- EXERCISE:
Can you reproduce, word for word, the part of the records that opens at their very start and closes with the line containing "827, 361, 890]", including both of those lines?

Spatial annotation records
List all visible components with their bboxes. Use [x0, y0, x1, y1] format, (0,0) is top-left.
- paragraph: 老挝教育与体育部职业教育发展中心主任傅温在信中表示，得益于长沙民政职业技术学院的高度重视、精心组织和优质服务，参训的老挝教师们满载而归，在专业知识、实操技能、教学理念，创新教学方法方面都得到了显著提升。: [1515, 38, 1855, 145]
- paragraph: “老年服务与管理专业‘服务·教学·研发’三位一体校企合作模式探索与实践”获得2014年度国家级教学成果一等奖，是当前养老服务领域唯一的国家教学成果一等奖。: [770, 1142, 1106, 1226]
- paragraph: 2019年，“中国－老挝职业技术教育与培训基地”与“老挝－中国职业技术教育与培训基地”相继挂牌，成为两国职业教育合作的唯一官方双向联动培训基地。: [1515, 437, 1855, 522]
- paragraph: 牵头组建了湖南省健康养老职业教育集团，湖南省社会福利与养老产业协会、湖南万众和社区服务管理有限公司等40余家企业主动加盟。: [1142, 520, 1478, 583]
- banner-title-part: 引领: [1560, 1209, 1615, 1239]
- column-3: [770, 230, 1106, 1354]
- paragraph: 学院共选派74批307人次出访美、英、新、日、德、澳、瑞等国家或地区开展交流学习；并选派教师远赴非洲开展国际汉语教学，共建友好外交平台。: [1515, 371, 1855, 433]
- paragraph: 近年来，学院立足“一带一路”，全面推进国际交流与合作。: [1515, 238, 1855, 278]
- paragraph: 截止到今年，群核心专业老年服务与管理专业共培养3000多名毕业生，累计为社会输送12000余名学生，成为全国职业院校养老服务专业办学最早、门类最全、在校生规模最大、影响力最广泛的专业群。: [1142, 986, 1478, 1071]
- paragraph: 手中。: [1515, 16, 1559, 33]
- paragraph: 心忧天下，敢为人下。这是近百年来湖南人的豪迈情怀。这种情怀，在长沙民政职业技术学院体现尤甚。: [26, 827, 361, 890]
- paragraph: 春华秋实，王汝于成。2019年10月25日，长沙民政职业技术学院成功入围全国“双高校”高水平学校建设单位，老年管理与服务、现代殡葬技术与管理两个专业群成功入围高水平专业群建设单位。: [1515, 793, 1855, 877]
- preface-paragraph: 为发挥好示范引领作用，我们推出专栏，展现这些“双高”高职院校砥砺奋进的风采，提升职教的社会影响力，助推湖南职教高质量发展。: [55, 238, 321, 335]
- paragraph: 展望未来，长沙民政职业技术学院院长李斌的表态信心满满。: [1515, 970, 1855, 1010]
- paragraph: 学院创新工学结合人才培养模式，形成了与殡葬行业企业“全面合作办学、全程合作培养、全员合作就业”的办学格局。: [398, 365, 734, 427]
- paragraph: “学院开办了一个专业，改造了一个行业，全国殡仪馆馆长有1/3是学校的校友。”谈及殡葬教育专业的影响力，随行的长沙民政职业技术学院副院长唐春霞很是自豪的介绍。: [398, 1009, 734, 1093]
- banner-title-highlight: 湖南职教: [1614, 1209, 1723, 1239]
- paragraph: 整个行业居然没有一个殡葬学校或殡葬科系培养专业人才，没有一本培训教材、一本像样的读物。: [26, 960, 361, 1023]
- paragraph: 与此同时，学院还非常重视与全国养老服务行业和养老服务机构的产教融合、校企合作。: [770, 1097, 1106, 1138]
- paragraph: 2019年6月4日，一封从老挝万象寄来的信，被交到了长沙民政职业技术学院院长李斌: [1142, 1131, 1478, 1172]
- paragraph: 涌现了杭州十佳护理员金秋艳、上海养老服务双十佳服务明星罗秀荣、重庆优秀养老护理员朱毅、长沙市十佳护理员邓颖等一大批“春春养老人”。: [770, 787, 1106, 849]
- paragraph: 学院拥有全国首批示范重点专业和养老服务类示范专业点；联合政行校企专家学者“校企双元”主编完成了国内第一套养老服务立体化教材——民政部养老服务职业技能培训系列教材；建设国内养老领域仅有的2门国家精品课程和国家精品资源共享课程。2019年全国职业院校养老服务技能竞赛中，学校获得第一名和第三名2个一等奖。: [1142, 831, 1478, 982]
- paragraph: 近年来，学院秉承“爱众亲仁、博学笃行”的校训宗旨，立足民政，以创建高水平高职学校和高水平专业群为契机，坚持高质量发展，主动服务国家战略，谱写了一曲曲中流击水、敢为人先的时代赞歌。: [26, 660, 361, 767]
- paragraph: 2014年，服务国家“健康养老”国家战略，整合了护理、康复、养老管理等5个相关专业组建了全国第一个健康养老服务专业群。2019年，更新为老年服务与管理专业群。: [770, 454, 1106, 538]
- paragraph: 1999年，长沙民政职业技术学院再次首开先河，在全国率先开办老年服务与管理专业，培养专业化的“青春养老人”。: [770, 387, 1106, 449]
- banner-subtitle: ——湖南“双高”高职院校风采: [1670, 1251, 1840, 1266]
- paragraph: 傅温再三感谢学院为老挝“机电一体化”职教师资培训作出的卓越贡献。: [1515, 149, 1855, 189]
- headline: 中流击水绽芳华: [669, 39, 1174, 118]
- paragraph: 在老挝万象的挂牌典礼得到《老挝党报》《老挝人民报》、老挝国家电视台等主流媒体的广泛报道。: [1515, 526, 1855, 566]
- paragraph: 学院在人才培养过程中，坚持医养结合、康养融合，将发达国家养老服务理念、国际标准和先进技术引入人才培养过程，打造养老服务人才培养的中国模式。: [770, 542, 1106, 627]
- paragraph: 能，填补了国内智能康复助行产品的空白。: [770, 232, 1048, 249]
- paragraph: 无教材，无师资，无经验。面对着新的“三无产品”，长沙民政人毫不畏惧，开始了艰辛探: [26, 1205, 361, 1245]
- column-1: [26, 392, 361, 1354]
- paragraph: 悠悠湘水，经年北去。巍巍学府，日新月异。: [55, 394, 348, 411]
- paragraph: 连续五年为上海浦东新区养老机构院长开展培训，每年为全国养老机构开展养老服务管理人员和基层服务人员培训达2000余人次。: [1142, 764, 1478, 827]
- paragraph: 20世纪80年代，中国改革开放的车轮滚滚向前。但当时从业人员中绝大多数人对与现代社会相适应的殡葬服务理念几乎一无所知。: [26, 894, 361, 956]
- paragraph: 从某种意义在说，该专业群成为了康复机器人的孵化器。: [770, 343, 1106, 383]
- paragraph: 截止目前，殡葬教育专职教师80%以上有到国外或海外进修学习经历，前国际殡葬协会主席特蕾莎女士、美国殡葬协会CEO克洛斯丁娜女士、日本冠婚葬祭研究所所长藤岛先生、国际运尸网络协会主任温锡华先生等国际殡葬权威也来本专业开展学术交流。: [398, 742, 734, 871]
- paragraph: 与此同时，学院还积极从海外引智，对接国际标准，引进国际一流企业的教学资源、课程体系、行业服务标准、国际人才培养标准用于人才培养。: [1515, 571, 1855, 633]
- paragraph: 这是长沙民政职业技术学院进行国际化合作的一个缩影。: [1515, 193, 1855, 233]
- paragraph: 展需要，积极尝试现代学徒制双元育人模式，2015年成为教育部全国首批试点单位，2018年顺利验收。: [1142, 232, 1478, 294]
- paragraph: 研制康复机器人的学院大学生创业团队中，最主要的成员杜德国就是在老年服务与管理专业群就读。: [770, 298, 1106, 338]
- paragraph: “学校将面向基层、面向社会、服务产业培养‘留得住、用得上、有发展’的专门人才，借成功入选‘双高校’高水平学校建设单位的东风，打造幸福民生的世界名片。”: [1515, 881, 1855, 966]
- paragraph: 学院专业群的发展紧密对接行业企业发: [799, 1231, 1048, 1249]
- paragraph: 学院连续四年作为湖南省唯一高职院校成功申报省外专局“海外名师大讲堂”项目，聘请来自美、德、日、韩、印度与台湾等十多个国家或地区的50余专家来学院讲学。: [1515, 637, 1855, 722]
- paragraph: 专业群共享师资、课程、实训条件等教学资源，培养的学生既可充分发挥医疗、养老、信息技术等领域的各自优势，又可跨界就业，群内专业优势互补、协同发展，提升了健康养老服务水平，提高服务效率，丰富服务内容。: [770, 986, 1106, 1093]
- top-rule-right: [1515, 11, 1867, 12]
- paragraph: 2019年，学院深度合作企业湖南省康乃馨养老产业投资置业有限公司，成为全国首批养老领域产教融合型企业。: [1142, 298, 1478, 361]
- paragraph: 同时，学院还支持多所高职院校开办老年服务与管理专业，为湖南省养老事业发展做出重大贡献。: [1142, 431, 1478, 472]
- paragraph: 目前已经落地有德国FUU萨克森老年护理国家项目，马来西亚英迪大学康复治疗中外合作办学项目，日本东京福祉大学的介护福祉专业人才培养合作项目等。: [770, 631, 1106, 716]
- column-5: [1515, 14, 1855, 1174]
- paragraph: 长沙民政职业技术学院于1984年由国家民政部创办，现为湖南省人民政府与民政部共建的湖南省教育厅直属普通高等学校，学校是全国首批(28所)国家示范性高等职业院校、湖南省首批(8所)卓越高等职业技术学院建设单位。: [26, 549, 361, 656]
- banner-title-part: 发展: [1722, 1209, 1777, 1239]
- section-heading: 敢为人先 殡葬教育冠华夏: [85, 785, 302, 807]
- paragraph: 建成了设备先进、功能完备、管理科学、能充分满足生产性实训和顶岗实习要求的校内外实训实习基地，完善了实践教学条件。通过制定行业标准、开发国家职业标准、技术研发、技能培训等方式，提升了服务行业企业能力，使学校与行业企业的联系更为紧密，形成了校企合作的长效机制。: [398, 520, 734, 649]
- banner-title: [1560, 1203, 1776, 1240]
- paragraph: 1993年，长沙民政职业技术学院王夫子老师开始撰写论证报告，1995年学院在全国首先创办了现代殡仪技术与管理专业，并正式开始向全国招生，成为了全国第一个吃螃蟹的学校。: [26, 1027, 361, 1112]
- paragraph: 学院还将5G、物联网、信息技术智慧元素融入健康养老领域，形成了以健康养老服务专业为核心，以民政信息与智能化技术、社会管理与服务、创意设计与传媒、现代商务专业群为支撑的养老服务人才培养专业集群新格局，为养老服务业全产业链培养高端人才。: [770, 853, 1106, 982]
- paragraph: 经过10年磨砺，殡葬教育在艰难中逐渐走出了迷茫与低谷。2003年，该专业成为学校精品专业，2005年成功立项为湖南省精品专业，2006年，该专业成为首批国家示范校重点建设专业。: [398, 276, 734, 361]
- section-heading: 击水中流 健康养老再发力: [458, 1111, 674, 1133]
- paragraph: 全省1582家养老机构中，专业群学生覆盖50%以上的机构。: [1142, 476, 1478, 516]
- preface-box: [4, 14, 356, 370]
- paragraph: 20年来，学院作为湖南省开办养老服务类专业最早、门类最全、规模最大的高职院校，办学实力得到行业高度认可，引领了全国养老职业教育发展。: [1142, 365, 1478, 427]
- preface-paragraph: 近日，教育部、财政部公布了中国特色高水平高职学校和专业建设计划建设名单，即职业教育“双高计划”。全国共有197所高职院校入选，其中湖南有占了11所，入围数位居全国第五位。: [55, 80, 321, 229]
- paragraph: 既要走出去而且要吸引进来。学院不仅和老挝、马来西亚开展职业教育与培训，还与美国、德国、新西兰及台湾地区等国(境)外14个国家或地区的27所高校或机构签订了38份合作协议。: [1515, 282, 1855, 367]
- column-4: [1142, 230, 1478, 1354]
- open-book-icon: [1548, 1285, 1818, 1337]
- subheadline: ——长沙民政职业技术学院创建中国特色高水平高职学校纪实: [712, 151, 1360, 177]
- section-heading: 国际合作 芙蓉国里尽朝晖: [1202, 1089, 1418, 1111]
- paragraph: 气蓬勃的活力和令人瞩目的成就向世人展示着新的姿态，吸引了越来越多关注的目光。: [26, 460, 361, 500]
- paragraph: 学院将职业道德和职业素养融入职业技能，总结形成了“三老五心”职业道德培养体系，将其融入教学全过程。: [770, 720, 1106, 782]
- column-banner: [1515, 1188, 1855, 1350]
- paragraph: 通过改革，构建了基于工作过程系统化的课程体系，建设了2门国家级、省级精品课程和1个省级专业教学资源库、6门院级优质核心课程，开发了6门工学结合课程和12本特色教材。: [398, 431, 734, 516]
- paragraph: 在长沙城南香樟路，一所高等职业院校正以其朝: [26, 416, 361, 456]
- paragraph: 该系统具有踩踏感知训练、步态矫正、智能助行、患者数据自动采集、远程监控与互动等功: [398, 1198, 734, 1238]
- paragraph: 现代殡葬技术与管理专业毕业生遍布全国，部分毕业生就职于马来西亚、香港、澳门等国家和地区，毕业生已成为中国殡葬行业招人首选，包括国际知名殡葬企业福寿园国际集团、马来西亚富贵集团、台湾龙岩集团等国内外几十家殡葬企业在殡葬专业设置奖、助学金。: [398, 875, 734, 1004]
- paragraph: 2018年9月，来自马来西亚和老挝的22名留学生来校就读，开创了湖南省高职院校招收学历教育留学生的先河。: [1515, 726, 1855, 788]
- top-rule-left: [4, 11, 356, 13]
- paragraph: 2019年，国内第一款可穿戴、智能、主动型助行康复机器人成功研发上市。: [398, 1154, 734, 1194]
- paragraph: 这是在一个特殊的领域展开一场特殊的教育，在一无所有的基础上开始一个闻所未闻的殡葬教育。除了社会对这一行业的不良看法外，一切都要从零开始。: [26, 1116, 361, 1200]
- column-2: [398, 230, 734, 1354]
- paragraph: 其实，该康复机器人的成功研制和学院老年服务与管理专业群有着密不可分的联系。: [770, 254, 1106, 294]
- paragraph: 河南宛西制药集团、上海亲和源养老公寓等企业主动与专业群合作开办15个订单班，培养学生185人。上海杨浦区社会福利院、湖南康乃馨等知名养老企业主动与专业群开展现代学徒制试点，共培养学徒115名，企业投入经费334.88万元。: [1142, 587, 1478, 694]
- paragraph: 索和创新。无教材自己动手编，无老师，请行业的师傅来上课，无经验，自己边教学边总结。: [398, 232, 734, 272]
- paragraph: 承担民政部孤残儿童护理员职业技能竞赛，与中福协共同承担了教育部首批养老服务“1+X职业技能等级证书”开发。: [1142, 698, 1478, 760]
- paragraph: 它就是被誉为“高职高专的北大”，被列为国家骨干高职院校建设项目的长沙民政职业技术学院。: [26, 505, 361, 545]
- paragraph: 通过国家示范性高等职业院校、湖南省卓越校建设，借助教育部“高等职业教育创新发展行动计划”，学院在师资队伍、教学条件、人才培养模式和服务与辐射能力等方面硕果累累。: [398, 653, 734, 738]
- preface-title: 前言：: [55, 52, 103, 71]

- THE REPLY:
List all visible components with their bboxes. Use [x0, y0, x1, y1] format, (0,0) is top-left.
- paragraph: 老挝教育与体育部职业教育发展中心主任傅温在信中表示，得益于长沙民政职业技术学院的高度重视、精心组织和优质服务，参训的老挝教师们满载而归，在专业知识、实操技能、教学理念，创新教学方法方面都得到了显著提升。: [1515, 38, 1855, 145]
- paragraph: “老年服务与管理专业‘服务·教学·研发’三位一体校企合作模式探索与实践”获得2014年度国家级教学成果一等奖，是当前养老服务领域唯一的国家教学成果一等奖。: [770, 1142, 1106, 1226]
- paragraph: 2019年，“中国－老挝职业技术教育与培训基地”与“老挝－中国职业技术教育与培训基地”相继挂牌，成为两国职业教育合作的唯一官方双向联动培训基地。: [1515, 437, 1855, 522]
- paragraph: 牵头组建了湖南省健康养老职业教育集团，湖南省社会福利与养老产业协会、湖南万众和社区服务管理有限公司等40余家企业主动加盟。: [1142, 520, 1478, 583]
- banner-title-part: 引领: [1560, 1209, 1615, 1239]
- column-3: [770, 230, 1106, 1354]
- paragraph: 学院共选派74批307人次出访美、英、新、日、德、澳、瑞等国家或地区开展交流学习；并选派教师远赴非洲开展国际汉语教学，共建友好外交平台。: [1515, 371, 1855, 433]
- paragraph: 近年来，学院立足“一带一路”，全面推进国际交流与合作。: [1515, 238, 1855, 278]
- paragraph: 截止到今年，群核心专业老年服务与管理专业共培养3000多名毕业生，累计为社会输送12000余名学生，成为全国职业院校养老服务专业办学最早、门类最全、在校生规模最大、影响力最广泛的专业群。: [1142, 986, 1478, 1071]
- paragraph: 手中。: [1515, 16, 1559, 33]
- paragraph: 心忧天下，敢为人下。这是近百年来湖南人的豪迈情怀。这种情怀，在长沙民政职业技术学院体现尤甚。: [26, 827, 361, 890]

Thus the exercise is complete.